**Instructions to follow:**
Give a verbatim copy of the lines below, minus the pictures.

**Extracted information:**
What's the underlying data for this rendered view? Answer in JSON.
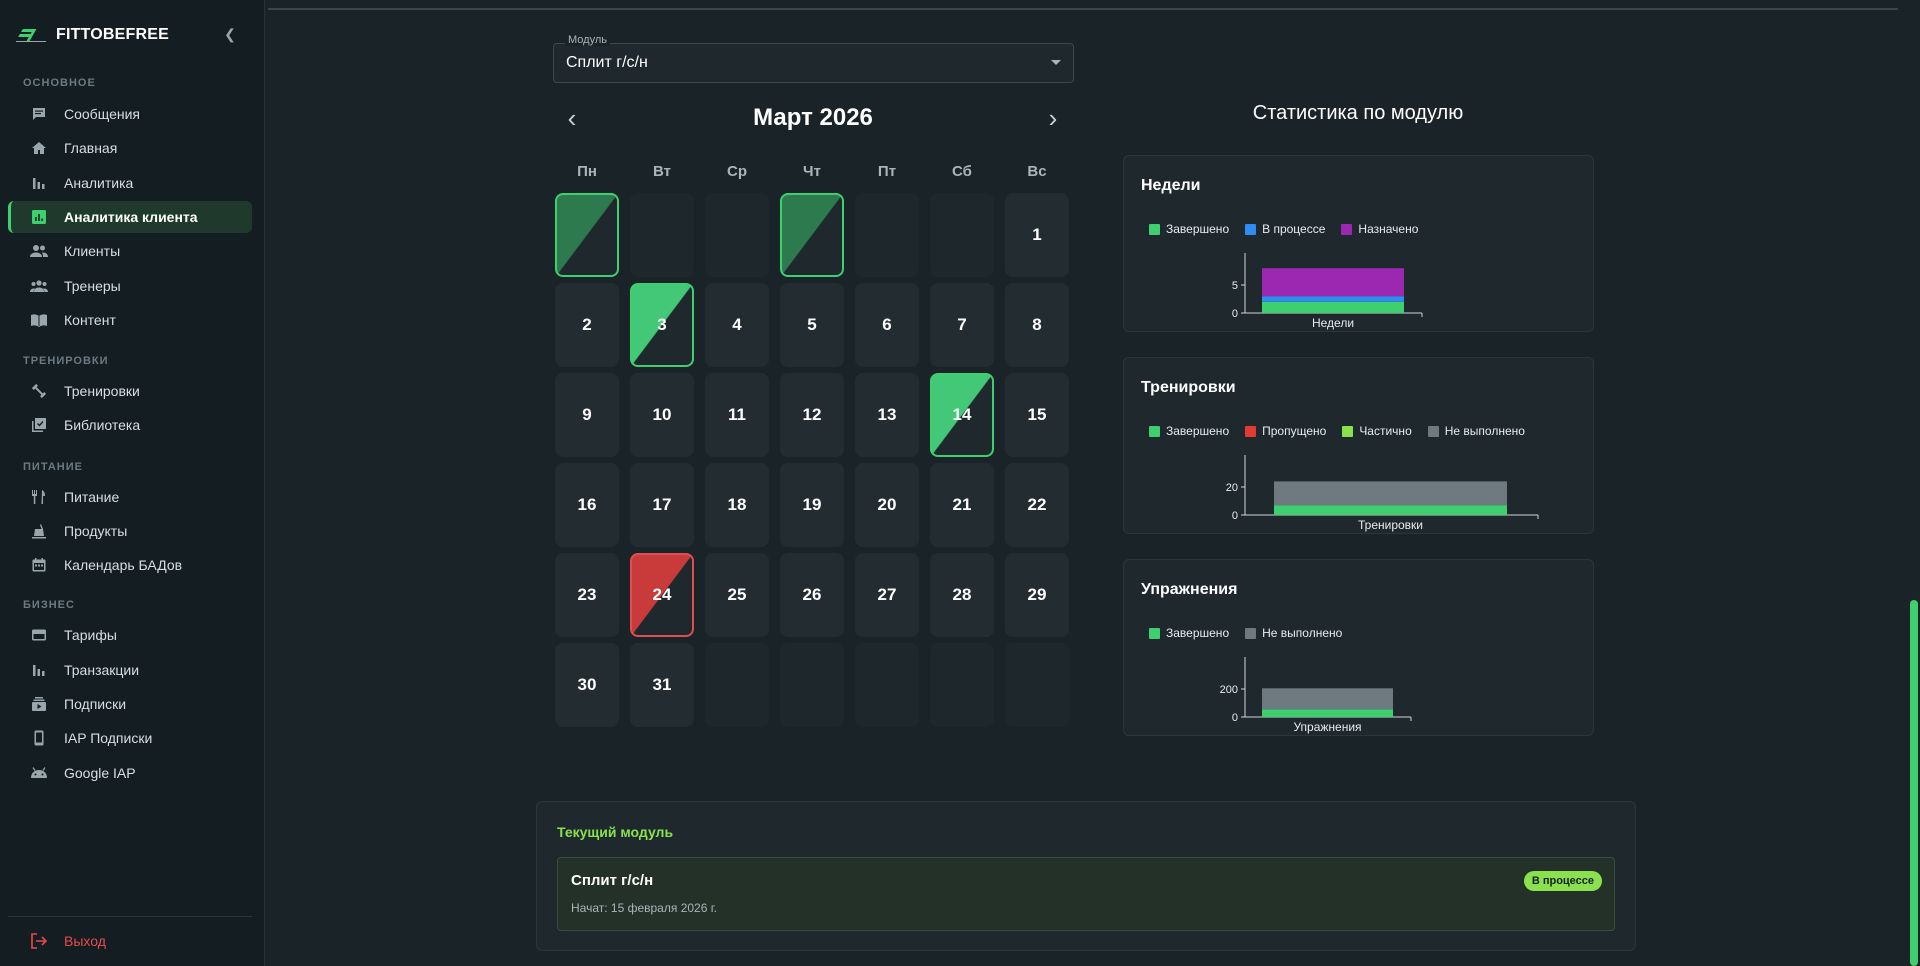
{
  "brand": {
    "name": "FITTOBEFREE",
    "collapse_icon": "chevron-left-icon"
  },
  "sidebar": {
    "sections": [
      {
        "title": "ОСНОВНОЕ"
      },
      {
        "title": "ТРЕНИРОВКИ"
      },
      {
        "title": "ПИТАНИЕ"
      },
      {
        "title": "БИЗНЕС"
      }
    ],
    "items": [
      {
        "label": "Сообщения",
        "icon": "chat-icon"
      },
      {
        "label": "Главная",
        "icon": "home-icon"
      },
      {
        "label": "Аналитика",
        "icon": "bar-chart-icon"
      },
      {
        "label": "Аналитика клиента",
        "icon": "analytics-icon",
        "active": true
      },
      {
        "label": "Клиенты",
        "icon": "people-icon"
      },
      {
        "label": "Тренеры",
        "icon": "groups-icon"
      },
      {
        "label": "Контент",
        "icon": "book-icon"
      },
      {
        "label": "Тренировки",
        "icon": "dumbbell-icon"
      },
      {
        "label": "Библиотека",
        "icon": "library-icon"
      },
      {
        "label": "Питание",
        "icon": "fork-knife-icon"
      },
      {
        "label": "Продукты",
        "icon": "products-icon"
      },
      {
        "label": "Календарь БАДов",
        "icon": "calendar-icon"
      },
      {
        "label": "Тарифы",
        "icon": "card-icon"
      },
      {
        "label": "Транзакции",
        "icon": "bar-chart-icon"
      },
      {
        "label": "Подписки",
        "icon": "subscriptions-icon"
      },
      {
        "label": "IAP Подписки",
        "icon": "phone-icon"
      },
      {
        "label": "Google IAP",
        "icon": "android-icon"
      }
    ],
    "logout": {
      "label": "Выход",
      "icon": "logout-icon"
    }
  },
  "module_select": {
    "legend": "Модуль",
    "value": "Сплит г/с/н"
  },
  "calendar": {
    "title": "Март 2026",
    "weekdays": [
      "Пн",
      "Вт",
      "Ср",
      "Чт",
      "Пт",
      "Сб",
      "Вс"
    ],
    "days": [
      {
        "label": "",
        "state": "done"
      },
      {
        "label": "",
        "state": "empty"
      },
      {
        "label": "",
        "state": "empty"
      },
      {
        "label": "",
        "state": "done"
      },
      {
        "label": "",
        "state": "empty"
      },
      {
        "label": "",
        "state": "empty"
      },
      {
        "label": "1",
        "state": ""
      },
      {
        "label": "2",
        "state": ""
      },
      {
        "label": "3",
        "state": "done-bright"
      },
      {
        "label": "4",
        "state": ""
      },
      {
        "label": "5",
        "state": ""
      },
      {
        "label": "6",
        "state": ""
      },
      {
        "label": "7",
        "state": ""
      },
      {
        "label": "8",
        "state": ""
      },
      {
        "label": "9",
        "state": ""
      },
      {
        "label": "10",
        "state": ""
      },
      {
        "label": "11",
        "state": ""
      },
      {
        "label": "12",
        "state": ""
      },
      {
        "label": "13",
        "state": ""
      },
      {
        "label": "14",
        "state": "done-bright"
      },
      {
        "label": "15",
        "state": ""
      },
      {
        "label": "16",
        "state": ""
      },
      {
        "label": "17",
        "state": ""
      },
      {
        "label": "18",
        "state": ""
      },
      {
        "label": "19",
        "state": ""
      },
      {
        "label": "20",
        "state": ""
      },
      {
        "label": "21",
        "state": ""
      },
      {
        "label": "22",
        "state": ""
      },
      {
        "label": "23",
        "state": ""
      },
      {
        "label": "24",
        "state": "missed"
      },
      {
        "label": "25",
        "state": ""
      },
      {
        "label": "26",
        "state": ""
      },
      {
        "label": "27",
        "state": ""
      },
      {
        "label": "28",
        "state": ""
      },
      {
        "label": "29",
        "state": ""
      },
      {
        "label": "30",
        "state": ""
      },
      {
        "label": "31",
        "state": ""
      },
      {
        "label": "",
        "state": "empty"
      },
      {
        "label": "",
        "state": "empty"
      },
      {
        "label": "",
        "state": "empty"
      },
      {
        "label": "",
        "state": "empty"
      },
      {
        "label": "",
        "state": "empty"
      }
    ]
  },
  "stats": {
    "title": "Статистика по модулю"
  },
  "chart_data": [
    {
      "type": "bar",
      "title": "Недели",
      "categories": [
        "Недели"
      ],
      "stacked": true,
      "series": [
        {
          "name": "Завершено",
          "color": "#3ecf6e",
          "values": [
            2
          ]
        },
        {
          "name": "В процессе",
          "color": "#2f8cf0",
          "values": [
            1
          ]
        },
        {
          "name": "Назначено",
          "color": "#9c27b0",
          "values": [
            5
          ]
        }
      ],
      "yticks": [
        "5",
        "0"
      ],
      "ylim": [
        0,
        10
      ]
    },
    {
      "type": "bar",
      "title": "Тренировки",
      "categories": [
        "Тренировки"
      ],
      "stacked": true,
      "series": [
        {
          "name": "Завершено",
          "color": "#3ecf6e",
          "values": [
            7
          ]
        },
        {
          "name": "Пропущено",
          "color": "#e53935",
          "values": [
            0
          ]
        },
        {
          "name": "Частично",
          "color": "#8be04e",
          "values": [
            0
          ]
        },
        {
          "name": "Не выполнено",
          "color": "#6f7a80",
          "values": [
            17
          ]
        }
      ],
      "yticks": [
        "20",
        "0"
      ],
      "ylim": [
        0,
        40
      ]
    },
    {
      "type": "bar",
      "title": "Упражнения",
      "categories": [
        "Упражнения"
      ],
      "stacked": true,
      "series": [
        {
          "name": "Завершено",
          "color": "#3ecf6e",
          "values": [
            55
          ]
        },
        {
          "name": "Не выполнено",
          "color": "#6f7a80",
          "values": [
            150
          ]
        }
      ],
      "yticks": [
        "200",
        "0"
      ],
      "ylim": [
        0,
        400
      ]
    }
  ],
  "current_module": {
    "title": "Текущий модуль",
    "name": "Сплит г/с/н",
    "started": "Начат: 15 февраля 2026 г.",
    "status": "В процессе"
  }
}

**Solved exercise:**
What's the underlying data for this rendered view? Answer in JSON.
{
  "brand": {
    "name": "FITTOBEFREE",
    "collapse_icon": "chevron-left-icon"
  },
  "sidebar": {
    "sections": [
      {
        "title": "ОСНОВНОЕ"
      },
      {
        "title": "ТРЕНИРОВКИ"
      },
      {
        "title": "ПИТАНИЕ"
      },
      {
        "title": "БИЗНЕС"
      }
    ],
    "items": [
      {
        "label": "Сообщения",
        "icon": "chat-icon"
      },
      {
        "label": "Главная",
        "icon": "home-icon"
      },
      {
        "label": "Аналитика",
        "icon": "bar-chart-icon"
      },
      {
        "label": "Аналитика клиента",
        "icon": "analytics-icon",
        "active": true
      },
      {
        "label": "Клиенты",
        "icon": "people-icon"
      },
      {
        "label": "Тренеры",
        "icon": "groups-icon"
      },
      {
        "label": "Контент",
        "icon": "book-icon"
      },
      {
        "label": "Тренировки",
        "icon": "dumbbell-icon"
      },
      {
        "label": "Библиотека",
        "icon": "library-icon"
      },
      {
        "label": "Питание",
        "icon": "fork-knife-icon"
      },
      {
        "label": "Продукты",
        "icon": "products-icon"
      },
      {
        "label": "Календарь БАДов",
        "icon": "calendar-icon"
      },
      {
        "label": "Тарифы",
        "icon": "card-icon"
      },
      {
        "label": "Транзакции",
        "icon": "bar-chart-icon"
      },
      {
        "label": "Подписки",
        "icon": "subscriptions-icon"
      },
      {
        "label": "IAP Подписки",
        "icon": "phone-icon"
      },
      {
        "label": "Google IAP",
        "icon": "android-icon"
      }
    ],
    "logout": {
      "label": "Выход",
      "icon": "logout-icon"
    }
  },
  "module_select": {
    "legend": "Модуль",
    "value": "Сплит г/с/н"
  },
  "calendar": {
    "title": "Март 2026",
    "weekdays": [
      "Пн",
      "Вт",
      "Ср",
      "Чт",
      "Пт",
      "Сб",
      "Вс"
    ],
    "days": [
      {
        "label": "",
        "state": "done"
      },
      {
        "label": "",
        "state": "empty"
      },
      {
        "label": "",
        "state": "empty"
      },
      {
        "label": "",
        "state": "done"
      },
      {
        "label": "",
        "state": "empty"
      },
      {
        "label": "",
        "state": "empty"
      },
      {
        "label": "1",
        "state": ""
      },
      {
        "label": "2",
        "state": ""
      },
      {
        "label": "3",
        "state": "done-bright"
      },
      {
        "label": "4",
        "state": ""
      },
      {
        "label": "5",
        "state": ""
      },
      {
        "label": "6",
        "state": ""
      },
      {
        "label": "7",
        "state": ""
      },
      {
        "label": "8",
        "state": ""
      },
      {
        "label": "9",
        "state": ""
      },
      {
        "label": "10",
        "state": ""
      },
      {
        "label": "11",
        "state": ""
      },
      {
        "label": "12",
        "state": ""
      },
      {
        "label": "13",
        "state": ""
      },
      {
        "label": "14",
        "state": "done-bright"
      },
      {
        "label": "15",
        "state": ""
      },
      {
        "label": "16",
        "state": ""
      },
      {
        "label": "17",
        "state": ""
      },
      {
        "label": "18",
        "state": ""
      },
      {
        "label": "19",
        "state": ""
      },
      {
        "label": "20",
        "state": ""
      },
      {
        "label": "21",
        "state": ""
      },
      {
        "label": "22",
        "state": ""
      },
      {
        "label": "23",
        "state": ""
      },
      {
        "label": "24",
        "state": "missed"
      },
      {
        "label": "25",
        "state": ""
      },
      {
        "label": "26",
        "state": ""
      },
      {
        "label": "27",
        "state": ""
      },
      {
        "label": "28",
        "state": ""
      },
      {
        "label": "29",
        "state": ""
      },
      {
        "label": "30",
        "state": ""
      },
      {
        "label": "31",
        "state": ""
      },
      {
        "label": "",
        "state": "empty"
      },
      {
        "label": "",
        "state": "empty"
      },
      {
        "label": "",
        "state": "empty"
      },
      {
        "label": "",
        "state": "empty"
      },
      {
        "label": "",
        "state": "empty"
      }
    ]
  },
  "stats": {
    "title": "Статистика по модулю"
  },
  "chart_data": [
    {
      "type": "bar",
      "title": "Недели",
      "categories": [
        "Недели"
      ],
      "stacked": true,
      "series": [
        {
          "name": "Завершено",
          "color": "#3ecf6e",
          "values": [
            2
          ]
        },
        {
          "name": "В процессе",
          "color": "#2f8cf0",
          "values": [
            1
          ]
        },
        {
          "name": "Назначено",
          "color": "#9c27b0",
          "values": [
            5
          ]
        }
      ],
      "yticks": [
        "5",
        "0"
      ],
      "ylim": [
        0,
        10
      ]
    },
    {
      "type": "bar",
      "title": "Тренировки",
      "categories": [
        "Тренировки"
      ],
      "stacked": true,
      "series": [
        {
          "name": "Завершено",
          "color": "#3ecf6e",
          "values": [
            7
          ]
        },
        {
          "name": "Пропущено",
          "color": "#e53935",
          "values": [
            0
          ]
        },
        {
          "name": "Частично",
          "color": "#8be04e",
          "values": [
            0
          ]
        },
        {
          "name": "Не выполнено",
          "color": "#6f7a80",
          "values": [
            17
          ]
        }
      ],
      "yticks": [
        "20",
        "0"
      ],
      "ylim": [
        0,
        40
      ]
    },
    {
      "type": "bar",
      "title": "Упражнения",
      "categories": [
        "Упражнения"
      ],
      "stacked": true,
      "series": [
        {
          "name": "Завершено",
          "color": "#3ecf6e",
          "values": [
            55
          ]
        },
        {
          "name": "Не выполнено",
          "color": "#6f7a80",
          "values": [
            150
          ]
        }
      ],
      "yticks": [
        "200",
        "0"
      ],
      "ylim": [
        0,
        400
      ]
    }
  ],
  "current_module": {
    "title": "Текущий модуль",
    "name": "Сплит г/с/н",
    "started": "Начат: 15 февраля 2026 г.",
    "status": "В процессе"
  }
}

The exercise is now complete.